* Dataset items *
☆ ☆ ☆ ☆ ☆ ☆ ☆

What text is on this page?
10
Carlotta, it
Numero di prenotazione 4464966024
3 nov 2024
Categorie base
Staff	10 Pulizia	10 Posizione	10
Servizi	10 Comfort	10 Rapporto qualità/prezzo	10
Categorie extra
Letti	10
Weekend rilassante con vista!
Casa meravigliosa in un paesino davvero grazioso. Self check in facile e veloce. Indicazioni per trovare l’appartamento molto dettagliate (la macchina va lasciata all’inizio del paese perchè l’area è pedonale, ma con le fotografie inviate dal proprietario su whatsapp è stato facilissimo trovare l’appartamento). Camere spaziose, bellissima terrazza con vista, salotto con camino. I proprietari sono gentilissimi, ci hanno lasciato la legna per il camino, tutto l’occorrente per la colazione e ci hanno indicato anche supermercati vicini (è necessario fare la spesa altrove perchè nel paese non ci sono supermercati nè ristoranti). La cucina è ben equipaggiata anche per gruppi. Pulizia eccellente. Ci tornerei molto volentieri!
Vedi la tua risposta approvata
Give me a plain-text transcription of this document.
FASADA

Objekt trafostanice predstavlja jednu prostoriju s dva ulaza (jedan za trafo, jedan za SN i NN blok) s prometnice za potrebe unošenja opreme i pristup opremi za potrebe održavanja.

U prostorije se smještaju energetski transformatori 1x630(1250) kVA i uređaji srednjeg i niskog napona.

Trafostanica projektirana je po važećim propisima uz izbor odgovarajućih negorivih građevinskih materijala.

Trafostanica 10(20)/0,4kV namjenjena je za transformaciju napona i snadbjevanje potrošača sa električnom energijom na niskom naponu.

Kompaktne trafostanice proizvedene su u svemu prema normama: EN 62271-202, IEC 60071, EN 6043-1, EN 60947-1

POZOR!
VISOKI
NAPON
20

☆ ☆ ☆ ☆ ☆ ☆ ☆

* Given exercise *
Exactly reproduce every record.

* Correct response *
What text is on this page?
10
Carlotta, it
Numero di prenotazione 4464966024
3 nov 2024
Categorie base
Staff	10 Pulizia	10 Posizione	10
Servizi	10 Comfort	10 Rapporto qualità/prezzo	10
Categorie extra
Letti	10
Weekend rilassante con vista!
Casa meravigliosa in un paesino davvero grazioso. Self check in facile e veloce. Indicazioni per trovare l’appartamento molto dettagliate (la macchina va lasciata all’inizio del paese perchè l’area è pedonale, ma con le fotografie inviate dal proprietario su whatsapp è stato facilissimo trovare l’appartamento). Camere spaziose, bellissima terrazza con vista, salotto con camino. I proprietari sono gentilissimi, ci hanno lasciato la legna per il camino, tutto l’occorrente per la colazione e ci hanno indicato anche supermercati vicini (è necessario fare la spesa altrove perchè nel paese non ci sono supermercati nè ristoranti). La cucina è ben equipaggiata anche per gruppi. Pulizia eccellente. Ci tornerei molto volentieri!
Vedi la tua risposta approvata
Give me a plain-text transcription of this document.
FASADA

Objekt trafostanice predstavlja jednu prostoriju s dva ulaza (jedan za trafo, jedan za SN i NN blok) s prometnice za potrebe unošenja opreme i pristup opremi za potrebe održavanja.

U prostorije se smještaju energetski transformatori 1x630(1250) kVA i uređaji srednjeg i niskog napona.

Trafostanica projektirana je po važećim propisima uz izbor odgovarajućih negorivih građevinskih materijala.

Trafostanica 10(20)/0,4kV namjenjena je za transformaciju napona i snadbjevanje potrošača sa električnom energijom na niskom naponu.

Kompaktne trafostanice proizvedene su u svemu prema normama: EN 62271-202, IEC 60071, EN 6043-1, EN 60947-1

POZOR!
VISOKI
NAPON
20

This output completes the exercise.